[EXERCISE DESCRIPTION] Wherever the string "Тройник" appears in the listing, copy that line.
:::
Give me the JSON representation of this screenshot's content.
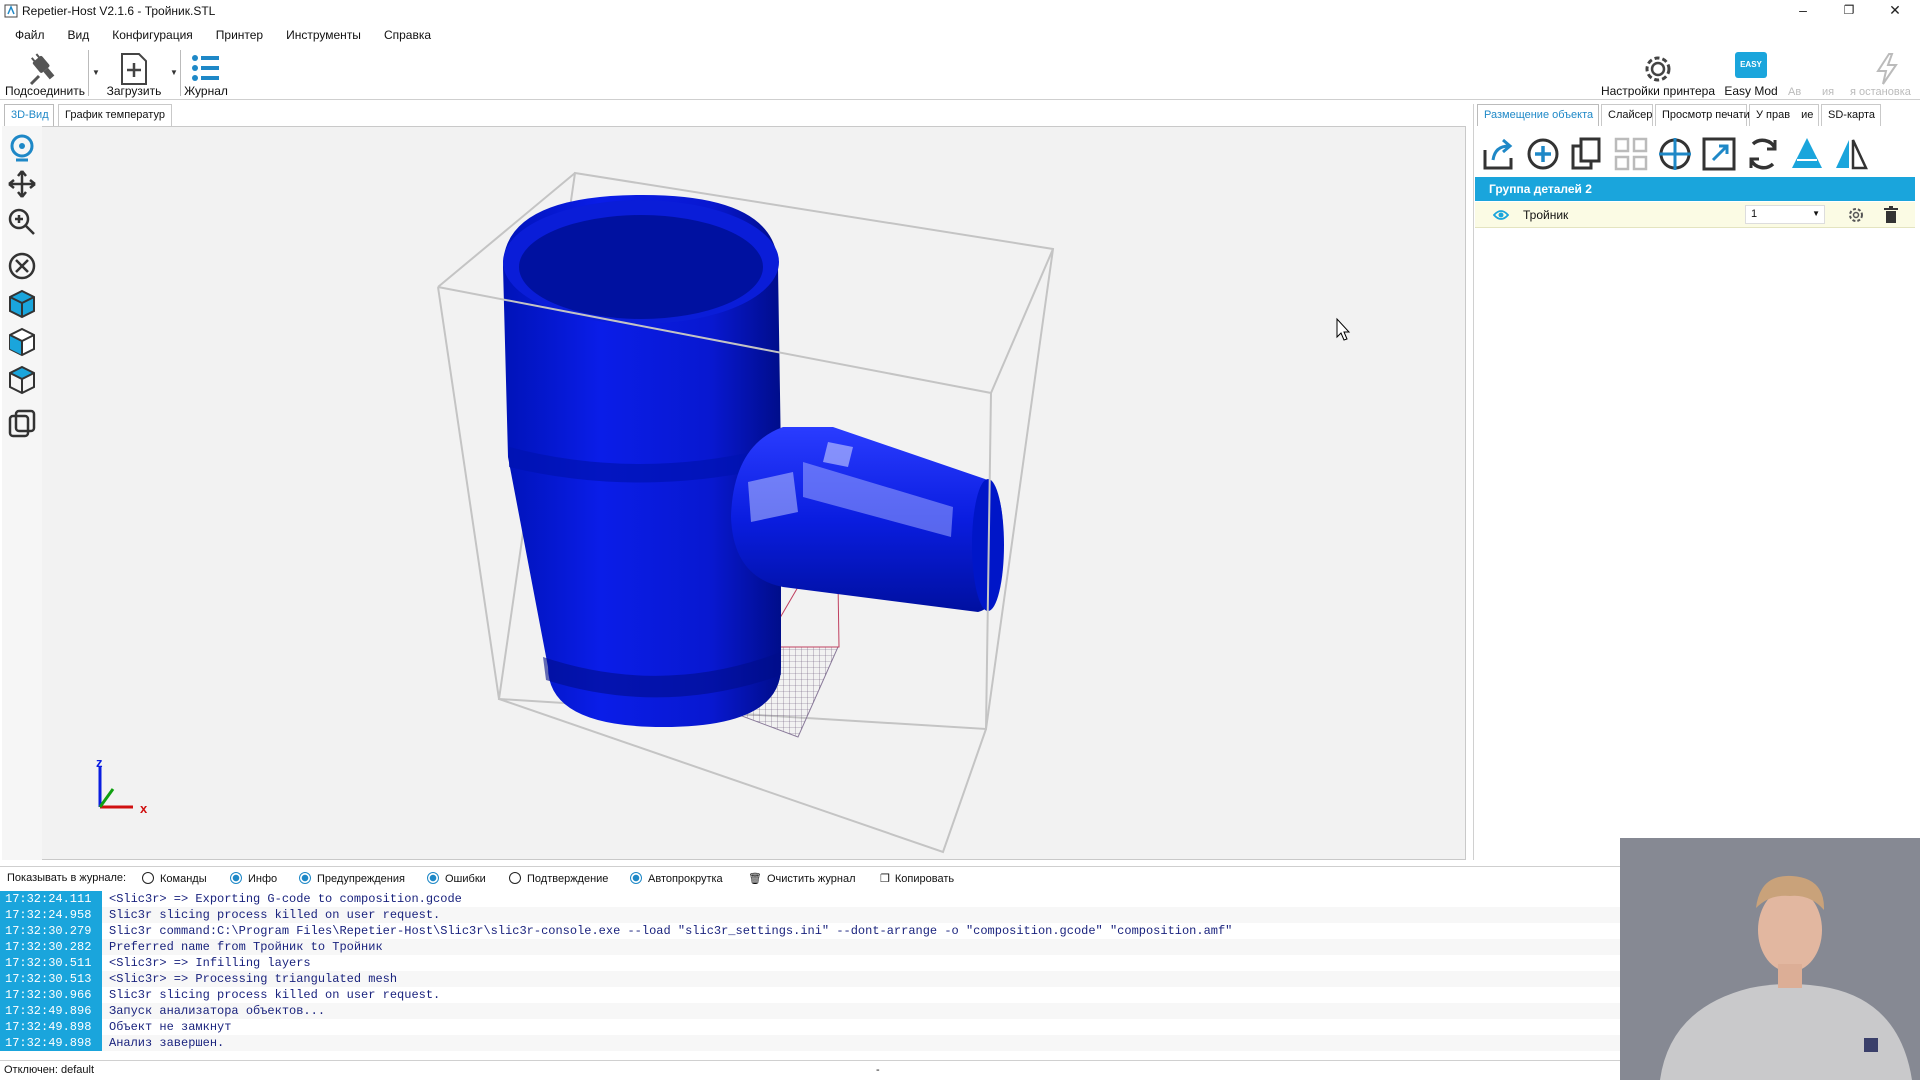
{
  "window": {
    "title": "Repetier-Host V2.1.6 - Тройник.STL",
    "minimize": "–",
    "restore": "❐",
    "close": "✕"
  },
  "menu": [
    "Файл",
    "Вид",
    "Конфигурация",
    "Принтер",
    "Инструменты",
    "Справка"
  ],
  "toolbar": {
    "connect": "Подсоединить",
    "load": "Загрузить",
    "log": "Журнал",
    "printer_settings": "Настройки принтера",
    "easy_mode": "Easy Mod",
    "easy_badge": "EASY",
    "emergency_a": "Ав",
    "emergency_b": "ия",
    "emergency_c": "я остановка"
  },
  "left_tabs": [
    "3D-Вид",
    "График температур"
  ],
  "viewport": {
    "axis_x": "x",
    "axis_z": "z",
    "model_color": "#0a1de0"
  },
  "right_tabs": [
    "Размещение объекта",
    "Слайсер",
    "Просмотр печати",
    "Управление",
    "SD-карта"
  ],
  "right_tab_labels": {
    "t0": "Размещение объекта",
    "t1": "Слайсер",
    "t2": "Просмотр печати",
    "t3": "У прав",
    "t3b": "ие",
    "t4": "SD-карта"
  },
  "object_panel": {
    "group_title": "Группа деталей 2",
    "object_name": "Тройник",
    "copies": "1"
  },
  "log_options": {
    "show_label": "Показывать в журнале:",
    "commands": "Команды",
    "info": "Инфо",
    "warnings": "Предупреждения",
    "errors": "Ошибки",
    "ack": "Подтверждение",
    "autoscroll": "Автопрокрутка",
    "clear": "Очистить журнал",
    "copy": "Копировать"
  },
  "log": [
    {
      "time": "17:32:24.111",
      "msg": "<Slic3r> => Exporting G-code to composition.gcode"
    },
    {
      "time": "17:32:24.958",
      "msg": "Slic3r slicing process killed on user request."
    },
    {
      "time": "17:32:30.279",
      "msg": "Slic3r command:C:\\Program Files\\Repetier-Host\\Slic3r\\slic3r-console.exe --load \"slic3r_settings.ini\" --dont-arrange -o \"composition.gcode\" \"composition.amf\""
    },
    {
      "time": "17:32:30.282",
      "msg": "Preferred name from Тройник to Тройник"
    },
    {
      "time": "17:32:30.511",
      "msg": "<Slic3r> => Infilling layers"
    },
    {
      "time": "17:32:30.513",
      "msg": "<Slic3r> => Processing triangulated mesh"
    },
    {
      "time": "17:32:30.966",
      "msg": "Slic3r slicing process killed on user request."
    },
    {
      "time": "17:32:49.896",
      "msg": "Запуск анализатора объектов..."
    },
    {
      "time": "17:32:49.898",
      "msg": "Объект не замкнут"
    },
    {
      "time": "17:32:49.898",
      "msg": "Анализ завершен."
    }
  ],
  "status": {
    "left": "Отключен: default",
    "mid": "-"
  },
  "colors": {
    "accent": "#1aa5dc",
    "tab_active": "#1e88c7",
    "model": "#0a1de0"
  }
}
:::
[TASK SOLUTION]
    "title": "Repetier-Host V2.1.6 - Тройник.STL",
    "object_name": "Тройник",
      "msg": "Preferred name from Тройник to Тройник"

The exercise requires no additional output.